What is asked :: Pull out from the material below all lines with "period".

Data section ::

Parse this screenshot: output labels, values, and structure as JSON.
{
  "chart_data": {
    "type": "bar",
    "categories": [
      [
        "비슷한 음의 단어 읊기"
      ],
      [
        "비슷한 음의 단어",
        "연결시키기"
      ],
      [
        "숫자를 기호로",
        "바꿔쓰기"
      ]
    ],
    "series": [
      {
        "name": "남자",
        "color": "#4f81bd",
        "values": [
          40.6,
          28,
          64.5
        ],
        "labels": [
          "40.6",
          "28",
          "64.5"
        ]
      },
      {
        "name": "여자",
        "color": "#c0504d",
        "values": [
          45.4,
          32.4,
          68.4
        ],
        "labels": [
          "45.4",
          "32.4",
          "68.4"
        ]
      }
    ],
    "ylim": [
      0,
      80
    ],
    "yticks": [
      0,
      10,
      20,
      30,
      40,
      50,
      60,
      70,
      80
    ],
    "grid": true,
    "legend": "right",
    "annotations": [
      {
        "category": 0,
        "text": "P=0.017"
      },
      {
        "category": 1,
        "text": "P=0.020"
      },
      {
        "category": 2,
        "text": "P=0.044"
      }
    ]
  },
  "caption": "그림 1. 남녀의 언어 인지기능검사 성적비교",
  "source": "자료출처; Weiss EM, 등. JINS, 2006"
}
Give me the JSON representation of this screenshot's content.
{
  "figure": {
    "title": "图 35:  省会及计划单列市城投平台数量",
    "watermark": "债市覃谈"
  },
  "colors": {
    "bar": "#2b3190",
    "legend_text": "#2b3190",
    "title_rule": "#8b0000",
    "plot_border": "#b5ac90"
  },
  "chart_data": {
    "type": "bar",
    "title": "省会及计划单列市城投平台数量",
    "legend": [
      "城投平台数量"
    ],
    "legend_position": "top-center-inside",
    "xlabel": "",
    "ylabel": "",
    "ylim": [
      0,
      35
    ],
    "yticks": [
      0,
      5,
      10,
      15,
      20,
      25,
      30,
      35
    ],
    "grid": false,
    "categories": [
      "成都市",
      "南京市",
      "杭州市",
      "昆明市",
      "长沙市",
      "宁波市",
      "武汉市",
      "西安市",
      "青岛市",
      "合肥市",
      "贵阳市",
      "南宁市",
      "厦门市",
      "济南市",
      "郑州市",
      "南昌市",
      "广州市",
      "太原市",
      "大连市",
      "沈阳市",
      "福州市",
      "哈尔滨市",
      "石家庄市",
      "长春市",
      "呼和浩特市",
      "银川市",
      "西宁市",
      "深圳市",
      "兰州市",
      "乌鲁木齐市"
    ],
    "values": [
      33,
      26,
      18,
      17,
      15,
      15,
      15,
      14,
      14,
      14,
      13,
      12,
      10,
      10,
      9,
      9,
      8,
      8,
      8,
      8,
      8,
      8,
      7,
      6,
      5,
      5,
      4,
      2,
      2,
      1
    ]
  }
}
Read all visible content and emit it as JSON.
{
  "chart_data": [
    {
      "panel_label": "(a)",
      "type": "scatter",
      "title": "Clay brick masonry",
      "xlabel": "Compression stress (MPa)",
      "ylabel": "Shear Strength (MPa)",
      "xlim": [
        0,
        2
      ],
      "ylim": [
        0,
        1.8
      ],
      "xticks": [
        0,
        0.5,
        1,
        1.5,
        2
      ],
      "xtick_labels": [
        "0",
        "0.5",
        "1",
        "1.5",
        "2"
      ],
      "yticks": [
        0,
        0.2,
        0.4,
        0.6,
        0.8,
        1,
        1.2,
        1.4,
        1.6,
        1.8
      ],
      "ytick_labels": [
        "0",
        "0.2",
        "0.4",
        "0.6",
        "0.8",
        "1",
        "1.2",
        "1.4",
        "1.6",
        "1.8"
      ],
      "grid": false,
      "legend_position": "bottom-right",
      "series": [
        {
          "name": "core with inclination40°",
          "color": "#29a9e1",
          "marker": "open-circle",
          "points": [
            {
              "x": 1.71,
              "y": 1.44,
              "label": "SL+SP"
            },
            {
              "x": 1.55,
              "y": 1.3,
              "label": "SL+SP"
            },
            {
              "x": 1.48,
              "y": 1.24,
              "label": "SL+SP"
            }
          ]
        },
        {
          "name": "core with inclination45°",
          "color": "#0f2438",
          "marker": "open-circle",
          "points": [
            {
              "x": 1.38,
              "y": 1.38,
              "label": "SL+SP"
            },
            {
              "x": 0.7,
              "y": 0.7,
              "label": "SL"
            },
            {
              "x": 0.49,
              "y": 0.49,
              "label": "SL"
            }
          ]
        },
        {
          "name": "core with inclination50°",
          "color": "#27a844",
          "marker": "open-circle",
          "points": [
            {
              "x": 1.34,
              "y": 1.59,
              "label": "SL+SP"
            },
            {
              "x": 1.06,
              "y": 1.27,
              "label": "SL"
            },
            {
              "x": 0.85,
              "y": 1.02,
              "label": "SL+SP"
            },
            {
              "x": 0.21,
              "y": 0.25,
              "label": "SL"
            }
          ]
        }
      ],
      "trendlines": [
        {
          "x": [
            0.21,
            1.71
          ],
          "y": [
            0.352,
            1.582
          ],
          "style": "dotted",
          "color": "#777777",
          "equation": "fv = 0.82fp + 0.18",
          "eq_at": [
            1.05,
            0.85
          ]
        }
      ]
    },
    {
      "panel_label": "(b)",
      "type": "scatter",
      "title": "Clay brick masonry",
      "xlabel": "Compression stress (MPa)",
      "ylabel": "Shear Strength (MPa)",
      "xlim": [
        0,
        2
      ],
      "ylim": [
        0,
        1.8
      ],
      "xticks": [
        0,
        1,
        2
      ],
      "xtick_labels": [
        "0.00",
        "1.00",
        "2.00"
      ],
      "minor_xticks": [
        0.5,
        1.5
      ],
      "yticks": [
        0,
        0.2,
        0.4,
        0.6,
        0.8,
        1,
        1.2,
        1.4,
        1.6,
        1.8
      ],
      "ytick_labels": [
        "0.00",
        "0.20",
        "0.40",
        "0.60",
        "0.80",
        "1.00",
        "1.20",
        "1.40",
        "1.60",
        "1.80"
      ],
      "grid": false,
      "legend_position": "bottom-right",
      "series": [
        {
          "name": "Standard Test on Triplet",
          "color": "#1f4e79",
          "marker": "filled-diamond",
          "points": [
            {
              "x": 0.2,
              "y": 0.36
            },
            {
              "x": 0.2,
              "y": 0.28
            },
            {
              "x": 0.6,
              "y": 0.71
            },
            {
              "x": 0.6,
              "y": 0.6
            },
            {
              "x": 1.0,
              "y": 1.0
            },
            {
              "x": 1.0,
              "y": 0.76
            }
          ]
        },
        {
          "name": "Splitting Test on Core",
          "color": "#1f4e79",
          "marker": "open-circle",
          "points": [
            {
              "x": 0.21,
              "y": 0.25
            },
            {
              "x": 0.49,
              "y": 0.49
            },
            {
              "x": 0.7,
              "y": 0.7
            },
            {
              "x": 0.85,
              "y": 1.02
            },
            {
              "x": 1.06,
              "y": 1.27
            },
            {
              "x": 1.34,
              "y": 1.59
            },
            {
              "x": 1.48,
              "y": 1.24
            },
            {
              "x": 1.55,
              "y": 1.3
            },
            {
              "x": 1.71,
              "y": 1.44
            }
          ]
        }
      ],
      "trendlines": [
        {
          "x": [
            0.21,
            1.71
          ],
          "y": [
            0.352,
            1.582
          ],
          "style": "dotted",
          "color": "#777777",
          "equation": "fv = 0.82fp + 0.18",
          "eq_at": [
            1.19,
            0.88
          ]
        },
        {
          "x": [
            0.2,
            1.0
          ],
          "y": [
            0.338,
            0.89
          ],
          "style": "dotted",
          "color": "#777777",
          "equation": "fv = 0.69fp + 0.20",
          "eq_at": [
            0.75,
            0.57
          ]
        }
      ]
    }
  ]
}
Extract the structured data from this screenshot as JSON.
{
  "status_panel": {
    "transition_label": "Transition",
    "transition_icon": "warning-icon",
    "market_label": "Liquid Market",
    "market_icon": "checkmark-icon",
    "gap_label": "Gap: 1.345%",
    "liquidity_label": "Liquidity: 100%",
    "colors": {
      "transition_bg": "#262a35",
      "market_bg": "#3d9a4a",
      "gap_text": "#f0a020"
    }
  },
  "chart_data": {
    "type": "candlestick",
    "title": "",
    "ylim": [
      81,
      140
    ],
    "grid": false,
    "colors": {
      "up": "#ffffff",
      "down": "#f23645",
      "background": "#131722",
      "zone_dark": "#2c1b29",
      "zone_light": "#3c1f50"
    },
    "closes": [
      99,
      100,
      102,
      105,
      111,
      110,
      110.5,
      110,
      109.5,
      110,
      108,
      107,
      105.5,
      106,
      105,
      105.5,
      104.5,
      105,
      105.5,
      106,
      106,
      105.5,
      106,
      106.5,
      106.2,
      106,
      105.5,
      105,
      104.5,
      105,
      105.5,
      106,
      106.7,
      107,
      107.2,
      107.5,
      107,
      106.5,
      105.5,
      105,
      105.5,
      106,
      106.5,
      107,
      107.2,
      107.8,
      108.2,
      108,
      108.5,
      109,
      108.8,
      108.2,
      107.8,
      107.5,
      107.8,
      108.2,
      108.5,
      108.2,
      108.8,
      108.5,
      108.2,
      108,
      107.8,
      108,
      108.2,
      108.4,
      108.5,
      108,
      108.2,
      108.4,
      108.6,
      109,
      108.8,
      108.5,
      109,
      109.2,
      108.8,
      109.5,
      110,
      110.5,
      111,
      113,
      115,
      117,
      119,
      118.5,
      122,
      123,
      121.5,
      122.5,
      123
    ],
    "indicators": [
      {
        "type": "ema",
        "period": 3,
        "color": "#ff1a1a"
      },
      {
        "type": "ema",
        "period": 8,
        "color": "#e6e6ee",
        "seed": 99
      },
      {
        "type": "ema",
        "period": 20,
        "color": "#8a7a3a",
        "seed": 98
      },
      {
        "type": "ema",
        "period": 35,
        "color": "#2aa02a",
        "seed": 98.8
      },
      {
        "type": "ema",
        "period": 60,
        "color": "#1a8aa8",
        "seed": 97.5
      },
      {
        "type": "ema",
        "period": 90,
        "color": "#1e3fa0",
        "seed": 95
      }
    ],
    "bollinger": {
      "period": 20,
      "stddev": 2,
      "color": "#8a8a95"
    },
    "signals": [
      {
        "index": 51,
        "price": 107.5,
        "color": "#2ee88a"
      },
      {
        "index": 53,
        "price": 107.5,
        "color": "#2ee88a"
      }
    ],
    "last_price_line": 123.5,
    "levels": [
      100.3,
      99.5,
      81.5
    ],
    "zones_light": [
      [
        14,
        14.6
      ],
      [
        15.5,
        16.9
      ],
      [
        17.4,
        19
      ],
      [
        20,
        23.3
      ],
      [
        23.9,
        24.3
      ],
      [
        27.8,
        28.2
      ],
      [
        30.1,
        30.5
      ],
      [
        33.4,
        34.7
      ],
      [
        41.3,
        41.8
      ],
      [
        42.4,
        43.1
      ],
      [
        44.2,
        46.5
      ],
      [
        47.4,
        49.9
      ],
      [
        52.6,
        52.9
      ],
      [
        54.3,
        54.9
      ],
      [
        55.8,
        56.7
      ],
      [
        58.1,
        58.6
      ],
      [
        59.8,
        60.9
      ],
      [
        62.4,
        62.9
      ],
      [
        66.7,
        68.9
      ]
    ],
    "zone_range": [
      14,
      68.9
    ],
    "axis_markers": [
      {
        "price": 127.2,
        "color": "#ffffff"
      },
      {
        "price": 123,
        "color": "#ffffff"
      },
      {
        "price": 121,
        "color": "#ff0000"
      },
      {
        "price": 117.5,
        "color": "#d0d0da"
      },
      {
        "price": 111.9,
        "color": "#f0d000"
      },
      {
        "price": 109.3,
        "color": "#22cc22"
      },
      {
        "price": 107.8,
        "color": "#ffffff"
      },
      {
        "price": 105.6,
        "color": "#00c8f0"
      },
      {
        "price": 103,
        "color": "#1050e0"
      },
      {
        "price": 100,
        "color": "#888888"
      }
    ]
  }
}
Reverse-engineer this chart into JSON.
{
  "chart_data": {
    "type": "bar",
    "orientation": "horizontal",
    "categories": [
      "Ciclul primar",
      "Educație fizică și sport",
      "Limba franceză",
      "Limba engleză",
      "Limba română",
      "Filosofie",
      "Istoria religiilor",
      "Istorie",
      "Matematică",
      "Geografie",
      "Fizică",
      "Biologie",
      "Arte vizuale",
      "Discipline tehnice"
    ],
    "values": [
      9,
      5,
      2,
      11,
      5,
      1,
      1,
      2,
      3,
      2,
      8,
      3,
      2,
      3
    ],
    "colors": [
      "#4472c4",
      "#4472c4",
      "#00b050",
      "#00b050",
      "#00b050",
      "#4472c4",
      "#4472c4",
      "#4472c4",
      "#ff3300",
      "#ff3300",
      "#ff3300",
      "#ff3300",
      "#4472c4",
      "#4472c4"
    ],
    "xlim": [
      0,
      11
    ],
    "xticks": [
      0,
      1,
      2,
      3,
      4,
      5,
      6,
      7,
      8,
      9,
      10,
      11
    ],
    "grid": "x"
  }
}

Answer to the exercise ::
        "period": 3,
        "period": 8,
        "period": 20,
        "period": 35,
        "period": 60,
        "period": 90,
      "period": 20,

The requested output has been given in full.